Stored items
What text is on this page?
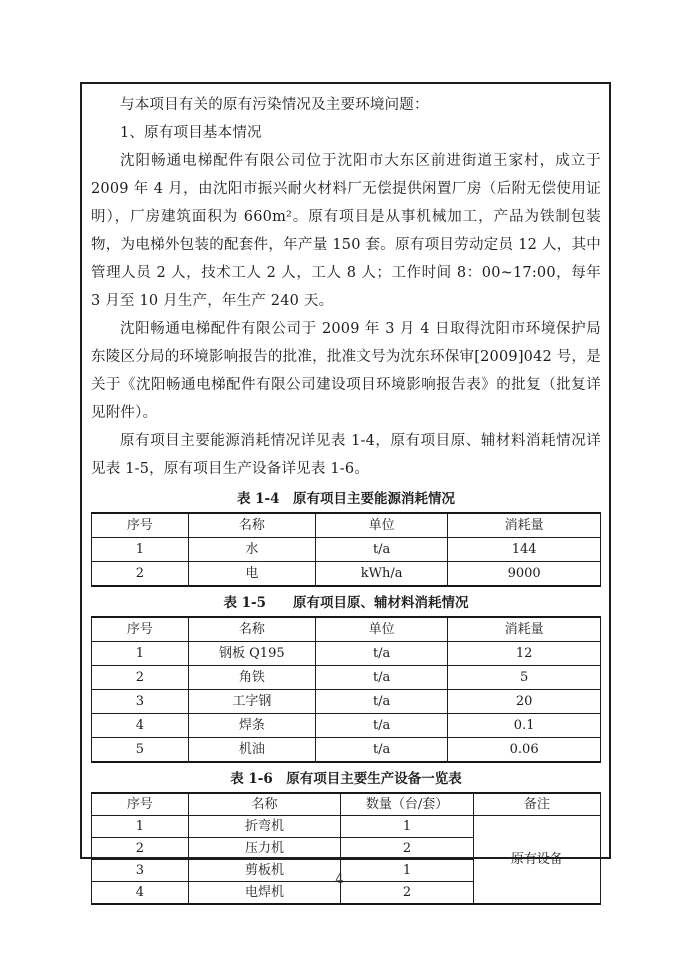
与本项目有关的原有污染情况及主要环境问题：

1、原有项目基本情况

沈阳畅通电梯配件有限公司位于沈阳市大东区前进街道王家村，成立于 2009 年 4 月，由沈阳市振兴耐火材料厂无偿提供闲置厂房（后附无偿使用证明），厂房建筑面积为 660m²。原有项目是从事机械加工，产品为铁制包装物，为电梯外包装的配套件，年产量 150 套。原有项目劳动定员 12 人，其中管理人员 2 人，技术工人 2 人，工人 8 人；工作时间 8：00~17:00，每年 3 月至 10 月生产，年生产 240 天。

沈阳畅通电梯配件有限公司于 2009 年 3 月 4 日取得沈阳市环境保护局东陵区分局的环境影响报告的批准，批准文号为沈东环保审[2009]042 号，是关于《沈阳畅通电梯配件有限公司建设项目环境影响报告表》的批复（批复详见附件）。

原有项目主要能源消耗情况详见表 1-4，原有项目原、辅材料消耗情况详见表 1-5，原有项目生产设备详见表 1-6。

表 1-4　原有项目主要能源消耗情况
序号	名称	单位	消耗量
1	水	t/a	144
2	电	kWh/a	9000
表 1-5　　原有项目原、辅材料消耗情况
序号	名称	单位	消耗量
1	钢板 Q195	t/a	12
2	角铁	t/a	5
3	工字钢	t/a	20
4	焊条	t/a	0.1
5	机油	t/a	0.06
表 1-6　原有项目主要生产设备一览表
序号	名称	数量（台/套）	备注
1	折弯机	1	原有设备
2	压力机	2	
3	剪板机	1	
4	电焊机	2	
4
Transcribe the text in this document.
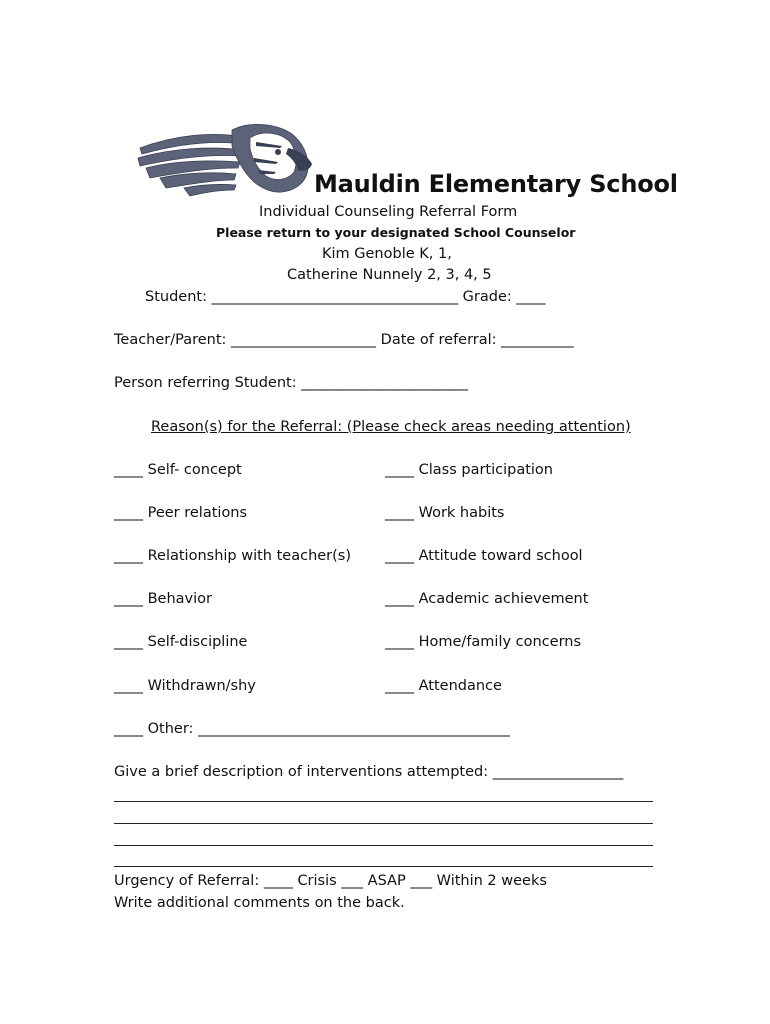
Mauldin Elementary School
Individual Counseling Referral Form
Please return to your designated School Counselor
Kim Genoble K, 1,
Catherine Nunnely 2, 3, 4, 5
Student: __________________________________ Grade: ____
Teacher/Parent: ____________________ Date of referral: __________
Person referring Student: _______________________
Reason(s) for the Referral: (Please check areas needing attention)
____ Self- concept
____ Peer relations
____ Relationship with teacher(s)
____ Behavior
____ Self-discipline
____ Withdrawn/shy
____ Class participation
____ Work habits
____ Attitude toward school
____ Academic achievement
____ Home/family concerns
____ Attendance
____ Other: ___________________________________________
Give a brief description of interventions attempted: __________________
Urgency of Referral: ____ Crisis ___ ASAP ___ Within 2 weeks
Write additional comments on the back.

→ Goal
Find the line containing "Transcribe the text in this document." in the listing above. Please restate word for word that line through the last one, leaving out the pictures.

→ In response
Transcribe the text in this document.
Mauldin Elementary School
Individual Counseling Referral Form
Please return to your designated School Counselor
Kim Genoble K, 1,
Catherine Nunnely 2, 3, 4, 5
Student: __________________________________ Grade: ____
Teacher/Parent: ____________________ Date of referral: __________
Person referring Student: _______________________
Reason(s) for the Referral: (Please check areas needing attention)
____ Self- concept
____ Peer relations
____ Relationship with teacher(s)
____ Behavior
____ Self-discipline
____ Withdrawn/shy
____ Class participation
____ Work habits
____ Attitude toward school
____ Academic achievement
____ Home/family concerns
____ Attendance
____ Other: ___________________________________________
Give a brief description of interventions attempted: __________________
Urgency of Referral: ____ Crisis ___ ASAP ___ Within 2 weeks
Write additional comments on the back.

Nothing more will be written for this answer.